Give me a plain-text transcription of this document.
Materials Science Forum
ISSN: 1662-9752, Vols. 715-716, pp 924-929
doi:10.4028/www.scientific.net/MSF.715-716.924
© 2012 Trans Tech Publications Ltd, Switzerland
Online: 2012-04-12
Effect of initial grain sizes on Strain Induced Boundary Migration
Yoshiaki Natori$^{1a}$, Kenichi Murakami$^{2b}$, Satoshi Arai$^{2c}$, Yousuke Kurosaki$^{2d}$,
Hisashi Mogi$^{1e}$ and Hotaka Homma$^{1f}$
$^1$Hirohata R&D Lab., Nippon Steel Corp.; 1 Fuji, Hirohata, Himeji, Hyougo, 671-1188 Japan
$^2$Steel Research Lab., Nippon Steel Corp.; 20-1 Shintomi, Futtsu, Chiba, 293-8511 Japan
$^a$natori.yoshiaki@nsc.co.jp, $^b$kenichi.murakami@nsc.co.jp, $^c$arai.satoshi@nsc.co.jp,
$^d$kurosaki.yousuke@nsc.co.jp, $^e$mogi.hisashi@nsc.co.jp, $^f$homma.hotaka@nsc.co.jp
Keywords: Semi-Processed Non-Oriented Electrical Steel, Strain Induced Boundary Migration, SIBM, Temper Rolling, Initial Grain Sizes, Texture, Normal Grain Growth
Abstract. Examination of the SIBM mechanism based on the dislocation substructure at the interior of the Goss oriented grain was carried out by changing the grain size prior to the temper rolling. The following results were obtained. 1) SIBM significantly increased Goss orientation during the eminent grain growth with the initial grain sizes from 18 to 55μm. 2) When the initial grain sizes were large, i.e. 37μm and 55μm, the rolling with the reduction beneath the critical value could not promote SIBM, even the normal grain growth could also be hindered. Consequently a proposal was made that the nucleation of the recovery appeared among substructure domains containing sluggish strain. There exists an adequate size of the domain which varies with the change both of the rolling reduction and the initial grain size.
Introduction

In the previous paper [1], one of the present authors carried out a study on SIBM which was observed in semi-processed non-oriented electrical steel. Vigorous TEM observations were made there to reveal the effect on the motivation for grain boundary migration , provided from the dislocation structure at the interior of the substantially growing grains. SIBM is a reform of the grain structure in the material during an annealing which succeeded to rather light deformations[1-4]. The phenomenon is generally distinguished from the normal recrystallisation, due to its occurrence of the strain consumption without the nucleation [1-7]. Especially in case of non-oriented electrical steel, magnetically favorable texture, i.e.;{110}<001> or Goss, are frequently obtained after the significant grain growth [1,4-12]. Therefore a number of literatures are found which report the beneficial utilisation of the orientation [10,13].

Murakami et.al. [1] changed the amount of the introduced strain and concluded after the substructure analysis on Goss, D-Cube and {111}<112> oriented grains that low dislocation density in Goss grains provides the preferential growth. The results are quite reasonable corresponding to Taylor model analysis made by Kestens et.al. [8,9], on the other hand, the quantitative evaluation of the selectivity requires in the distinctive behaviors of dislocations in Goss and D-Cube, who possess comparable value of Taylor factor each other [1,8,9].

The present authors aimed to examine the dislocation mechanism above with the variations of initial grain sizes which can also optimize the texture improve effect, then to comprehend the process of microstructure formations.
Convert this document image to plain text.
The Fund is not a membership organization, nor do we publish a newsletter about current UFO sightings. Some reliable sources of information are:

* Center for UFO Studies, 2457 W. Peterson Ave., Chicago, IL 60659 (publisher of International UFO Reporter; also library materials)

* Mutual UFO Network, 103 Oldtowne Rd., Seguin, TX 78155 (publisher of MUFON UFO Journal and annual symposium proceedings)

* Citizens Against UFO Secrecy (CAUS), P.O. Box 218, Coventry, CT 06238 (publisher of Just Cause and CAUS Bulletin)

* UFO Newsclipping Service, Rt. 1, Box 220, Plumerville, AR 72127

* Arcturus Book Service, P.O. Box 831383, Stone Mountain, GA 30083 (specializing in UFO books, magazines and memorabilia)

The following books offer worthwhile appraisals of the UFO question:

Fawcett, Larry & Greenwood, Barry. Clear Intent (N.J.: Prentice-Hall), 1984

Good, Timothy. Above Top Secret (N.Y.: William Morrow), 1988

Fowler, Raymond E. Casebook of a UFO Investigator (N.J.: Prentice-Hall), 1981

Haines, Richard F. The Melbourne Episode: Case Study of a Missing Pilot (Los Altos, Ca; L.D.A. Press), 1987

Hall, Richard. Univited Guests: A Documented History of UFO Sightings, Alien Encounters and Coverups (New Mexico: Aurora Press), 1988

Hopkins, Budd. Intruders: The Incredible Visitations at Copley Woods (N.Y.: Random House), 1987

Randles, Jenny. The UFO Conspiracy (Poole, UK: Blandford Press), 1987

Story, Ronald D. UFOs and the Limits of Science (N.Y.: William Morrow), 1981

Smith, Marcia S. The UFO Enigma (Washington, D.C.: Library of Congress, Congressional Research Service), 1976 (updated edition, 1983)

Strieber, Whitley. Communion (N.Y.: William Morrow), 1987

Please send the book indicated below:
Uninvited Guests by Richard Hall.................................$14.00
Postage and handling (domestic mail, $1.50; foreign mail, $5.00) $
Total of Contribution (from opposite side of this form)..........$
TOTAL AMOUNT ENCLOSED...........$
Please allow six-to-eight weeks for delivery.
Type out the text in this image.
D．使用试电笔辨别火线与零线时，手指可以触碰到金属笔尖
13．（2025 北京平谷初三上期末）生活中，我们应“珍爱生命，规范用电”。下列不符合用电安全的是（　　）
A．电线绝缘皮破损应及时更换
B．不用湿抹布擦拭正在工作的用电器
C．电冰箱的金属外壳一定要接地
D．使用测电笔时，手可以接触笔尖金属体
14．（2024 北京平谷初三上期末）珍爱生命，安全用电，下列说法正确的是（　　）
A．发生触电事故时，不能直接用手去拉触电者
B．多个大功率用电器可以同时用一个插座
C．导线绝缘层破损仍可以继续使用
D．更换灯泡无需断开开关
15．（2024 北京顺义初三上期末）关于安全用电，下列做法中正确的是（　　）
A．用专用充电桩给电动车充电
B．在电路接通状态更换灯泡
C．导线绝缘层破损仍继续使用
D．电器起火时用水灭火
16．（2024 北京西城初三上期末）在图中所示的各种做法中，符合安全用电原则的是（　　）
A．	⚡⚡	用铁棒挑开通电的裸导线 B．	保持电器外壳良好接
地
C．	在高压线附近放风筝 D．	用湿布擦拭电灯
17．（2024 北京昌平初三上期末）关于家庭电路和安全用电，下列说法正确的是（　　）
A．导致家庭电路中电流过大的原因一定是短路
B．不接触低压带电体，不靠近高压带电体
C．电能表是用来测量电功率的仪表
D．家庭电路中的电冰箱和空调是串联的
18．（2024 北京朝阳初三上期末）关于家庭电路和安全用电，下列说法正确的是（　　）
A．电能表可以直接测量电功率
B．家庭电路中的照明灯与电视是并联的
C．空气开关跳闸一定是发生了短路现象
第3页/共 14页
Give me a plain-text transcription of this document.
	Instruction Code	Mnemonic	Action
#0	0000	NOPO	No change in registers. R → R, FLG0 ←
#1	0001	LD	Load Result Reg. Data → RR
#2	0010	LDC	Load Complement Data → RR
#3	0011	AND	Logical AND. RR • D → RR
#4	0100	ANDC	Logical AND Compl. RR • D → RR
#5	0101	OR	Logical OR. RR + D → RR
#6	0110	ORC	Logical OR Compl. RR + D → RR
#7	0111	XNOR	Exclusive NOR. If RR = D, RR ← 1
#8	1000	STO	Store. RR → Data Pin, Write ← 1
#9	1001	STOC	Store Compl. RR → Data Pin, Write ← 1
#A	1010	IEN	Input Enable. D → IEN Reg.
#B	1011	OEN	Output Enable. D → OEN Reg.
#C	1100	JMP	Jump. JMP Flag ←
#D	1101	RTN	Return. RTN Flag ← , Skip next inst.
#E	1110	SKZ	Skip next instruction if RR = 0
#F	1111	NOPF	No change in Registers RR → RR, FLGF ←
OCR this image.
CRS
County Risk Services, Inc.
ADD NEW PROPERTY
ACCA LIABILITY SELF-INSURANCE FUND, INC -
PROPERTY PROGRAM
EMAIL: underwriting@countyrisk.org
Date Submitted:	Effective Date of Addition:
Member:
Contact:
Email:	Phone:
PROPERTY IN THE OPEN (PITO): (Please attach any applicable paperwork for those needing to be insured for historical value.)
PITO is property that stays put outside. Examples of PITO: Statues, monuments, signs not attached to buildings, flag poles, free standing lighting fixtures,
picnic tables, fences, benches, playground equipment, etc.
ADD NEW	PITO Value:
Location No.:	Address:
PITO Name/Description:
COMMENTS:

= = =

— Task description —
Which lines contain "下列说法正确的是"? Show each of them.

— Answer for the task —
14．（2024 北京平谷初三上期末）珍爱生命，安全用电，下列说法正确的是（　　）
17．（2024 北京昌平初三上期末）关于家庭电路和安全用电，下列说法正确的是（　　）
18．（2024 北京朝阳初三上期末）关于家庭电路和安全用电，下列说法正确的是（　　）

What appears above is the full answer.